DOCUMENT EXCERPT>

- Episode no.: Series 3 Episode 9
- Directed by: David Croft
- Story by: Jimmy Perry and David Croft
- Original air date: 6 November 1969
- Running time: 30 minutes

Episode chronology
| ← Previous "The Day the Balloon Went Up" | Next → "Menace from the Deep" |

= War Dance (Dad's Army) =

"War Dance" is the ninth episode of the third series of the British comedy series Dad's Army. It was originally transmitted on Thursday 6 November 1969.

==Synopsis==
The platoon hold a platoon dance, and Pike has a special announcement to make.

==Plot==
Pike is cleaning Mainwaring's bank office and singing love songs when Mainwaring interrupts him. He changes the subject by telling him how much he is looking forward to the Home Guard dance Mainwaring is organising. When Pike leaves, Mainwaring confides in Wilson that he is not satisfied with Pike's work as of late, and that Pike seems to be constantly distracted. Wilson then mentions that Pike is probably dwelling on the ATS girl he is seeing, a girl by the name of Violet Gibbons. Mainwaring is shocked, as he knew Violet's mother (who used to do housecleaning for him and Mrs. Mainwaring), and when Wilson confirms that she used to work at "a fish and chip shop", he disapprovingly tells Wilson that a girl with "the wrong sort of background" could ruin Pike's whole career at the bank. He asks Wilson to have a word with him, as he is the closest thing to a father Pike has. Wilson tries to wriggle out of it, but Mainwaring goads him by calling him a Peter Pan and reminding him that tongues have been wagging about Frank's parentage (as both Wilson and Mrs. Pike "arrived here about the same time...both from Weston-super-Mare"). Wilson is frustrated but agrees to talk to Pike.

Later, Mainwaring and Jones' section hold a meeting to discuss the final arrangements for the dance. They are in a quandary over music; Jones suggests The Salvation Army, but Walker disagrees, and mentions to Mainwaring that Private Hastings can play the piano, and he will have a word with a band at an RAF unit in Gaulshead. Mainwaring agrees, and announces that his wife will provide sausage rolls.

DATASET RECORDS>

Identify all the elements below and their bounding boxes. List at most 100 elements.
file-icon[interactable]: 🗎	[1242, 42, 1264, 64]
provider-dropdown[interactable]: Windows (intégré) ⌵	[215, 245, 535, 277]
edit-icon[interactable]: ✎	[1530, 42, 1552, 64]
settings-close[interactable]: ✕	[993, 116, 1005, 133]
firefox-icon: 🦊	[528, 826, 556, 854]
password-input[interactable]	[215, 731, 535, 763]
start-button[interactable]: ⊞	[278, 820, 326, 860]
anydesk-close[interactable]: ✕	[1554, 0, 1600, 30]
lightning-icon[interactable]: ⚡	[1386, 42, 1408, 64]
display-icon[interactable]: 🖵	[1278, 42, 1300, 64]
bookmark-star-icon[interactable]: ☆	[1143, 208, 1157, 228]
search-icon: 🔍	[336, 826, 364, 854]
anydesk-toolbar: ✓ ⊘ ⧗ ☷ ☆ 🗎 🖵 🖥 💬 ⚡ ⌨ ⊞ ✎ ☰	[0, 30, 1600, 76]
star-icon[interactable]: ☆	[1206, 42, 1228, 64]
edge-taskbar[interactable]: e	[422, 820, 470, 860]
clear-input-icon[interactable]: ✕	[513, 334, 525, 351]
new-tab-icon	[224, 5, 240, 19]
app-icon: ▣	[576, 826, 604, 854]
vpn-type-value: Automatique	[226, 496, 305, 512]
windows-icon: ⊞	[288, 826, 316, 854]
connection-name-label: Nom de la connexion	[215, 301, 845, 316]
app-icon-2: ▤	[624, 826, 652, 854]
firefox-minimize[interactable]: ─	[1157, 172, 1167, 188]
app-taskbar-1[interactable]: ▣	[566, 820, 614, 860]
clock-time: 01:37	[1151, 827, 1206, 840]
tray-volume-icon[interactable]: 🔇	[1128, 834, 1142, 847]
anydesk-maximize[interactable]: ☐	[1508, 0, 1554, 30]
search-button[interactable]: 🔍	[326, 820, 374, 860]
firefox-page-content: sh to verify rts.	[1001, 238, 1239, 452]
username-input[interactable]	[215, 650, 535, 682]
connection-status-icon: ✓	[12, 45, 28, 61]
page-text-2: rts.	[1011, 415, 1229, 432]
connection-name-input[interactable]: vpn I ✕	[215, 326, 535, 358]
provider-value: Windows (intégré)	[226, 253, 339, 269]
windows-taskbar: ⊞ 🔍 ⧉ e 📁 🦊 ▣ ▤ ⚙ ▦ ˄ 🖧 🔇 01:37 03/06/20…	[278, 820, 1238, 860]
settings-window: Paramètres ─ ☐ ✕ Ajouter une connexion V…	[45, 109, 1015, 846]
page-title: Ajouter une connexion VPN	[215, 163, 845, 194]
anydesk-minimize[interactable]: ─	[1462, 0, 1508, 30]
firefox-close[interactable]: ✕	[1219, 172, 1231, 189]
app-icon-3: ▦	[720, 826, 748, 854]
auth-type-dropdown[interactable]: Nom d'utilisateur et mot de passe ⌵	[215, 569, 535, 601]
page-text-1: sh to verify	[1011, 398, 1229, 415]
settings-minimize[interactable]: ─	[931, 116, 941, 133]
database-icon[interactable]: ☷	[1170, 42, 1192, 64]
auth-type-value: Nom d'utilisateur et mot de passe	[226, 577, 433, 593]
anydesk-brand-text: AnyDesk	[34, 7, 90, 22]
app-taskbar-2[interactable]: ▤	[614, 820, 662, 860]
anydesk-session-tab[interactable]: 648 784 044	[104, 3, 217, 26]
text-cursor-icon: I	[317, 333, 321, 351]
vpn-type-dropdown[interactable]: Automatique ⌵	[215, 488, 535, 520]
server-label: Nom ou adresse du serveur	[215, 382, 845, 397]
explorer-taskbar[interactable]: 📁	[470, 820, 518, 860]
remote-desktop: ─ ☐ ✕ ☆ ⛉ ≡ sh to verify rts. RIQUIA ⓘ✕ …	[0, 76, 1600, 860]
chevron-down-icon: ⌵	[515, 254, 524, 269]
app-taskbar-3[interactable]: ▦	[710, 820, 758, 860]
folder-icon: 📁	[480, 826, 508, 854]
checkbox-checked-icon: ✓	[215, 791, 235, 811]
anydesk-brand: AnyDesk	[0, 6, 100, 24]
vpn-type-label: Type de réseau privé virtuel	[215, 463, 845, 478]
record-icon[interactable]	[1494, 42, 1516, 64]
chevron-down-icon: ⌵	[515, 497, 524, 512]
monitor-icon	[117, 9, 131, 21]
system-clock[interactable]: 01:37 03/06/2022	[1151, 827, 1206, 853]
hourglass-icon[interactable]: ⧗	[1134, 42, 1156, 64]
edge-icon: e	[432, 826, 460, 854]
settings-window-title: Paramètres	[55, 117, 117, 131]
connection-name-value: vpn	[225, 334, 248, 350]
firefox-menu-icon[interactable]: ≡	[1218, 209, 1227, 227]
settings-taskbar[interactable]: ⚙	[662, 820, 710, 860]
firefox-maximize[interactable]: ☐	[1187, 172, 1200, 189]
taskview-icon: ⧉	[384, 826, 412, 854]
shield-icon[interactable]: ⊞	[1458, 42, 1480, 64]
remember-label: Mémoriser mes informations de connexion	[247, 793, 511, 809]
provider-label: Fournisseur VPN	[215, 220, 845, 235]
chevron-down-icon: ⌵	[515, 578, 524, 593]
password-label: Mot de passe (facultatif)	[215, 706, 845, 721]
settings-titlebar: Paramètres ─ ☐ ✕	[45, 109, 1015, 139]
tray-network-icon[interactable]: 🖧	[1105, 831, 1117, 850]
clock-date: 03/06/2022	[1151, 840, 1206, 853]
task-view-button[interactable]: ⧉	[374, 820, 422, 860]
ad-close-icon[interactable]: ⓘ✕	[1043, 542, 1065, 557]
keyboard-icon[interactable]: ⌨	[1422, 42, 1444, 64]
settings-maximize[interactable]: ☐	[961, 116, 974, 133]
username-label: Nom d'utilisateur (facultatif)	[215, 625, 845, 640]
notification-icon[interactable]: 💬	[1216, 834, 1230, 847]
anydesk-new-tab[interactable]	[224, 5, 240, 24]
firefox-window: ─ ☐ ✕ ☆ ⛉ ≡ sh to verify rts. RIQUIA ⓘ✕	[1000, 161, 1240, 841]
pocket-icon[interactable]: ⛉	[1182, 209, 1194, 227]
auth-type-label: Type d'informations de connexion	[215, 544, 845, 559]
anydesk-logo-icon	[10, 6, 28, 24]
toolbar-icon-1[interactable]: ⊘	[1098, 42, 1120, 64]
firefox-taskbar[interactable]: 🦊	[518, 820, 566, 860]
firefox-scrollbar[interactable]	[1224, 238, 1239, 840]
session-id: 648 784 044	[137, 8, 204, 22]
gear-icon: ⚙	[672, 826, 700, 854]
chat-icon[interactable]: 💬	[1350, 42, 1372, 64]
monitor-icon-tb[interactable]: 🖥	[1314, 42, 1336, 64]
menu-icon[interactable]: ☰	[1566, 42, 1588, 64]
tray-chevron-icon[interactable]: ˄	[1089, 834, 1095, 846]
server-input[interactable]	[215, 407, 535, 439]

THE EXERCISE> Pick up the Dad's Army "War Dance" episode plot summary from where it stops and continue it.

SOLVED EXERCISE>
When preparations are in progress, Wilson continues trying to avoid his intended conversation with Pike, but after being called "Peter Pan" once more by Mainwaring (prompting an exasperated Wilson to reply "My God, Mainwaring, you can hit pretty low when it suits you!"), he finally goes to speak with Pike in the vicar's office. Meanwhile, Jones suggests doing a cabaret act, consisting of his own "humorous monologues and various forms of mimicry", along with a Highland sword dance to be performed by Frazer. Mainwaring says he will mention Jones' idea to the dance committee; shortly afterwards, Frazer enters and tells Jones that he's "gone right off the idea", before limping away with the aid of a cane (with the implication being that he has injured himself while practising the sword dance).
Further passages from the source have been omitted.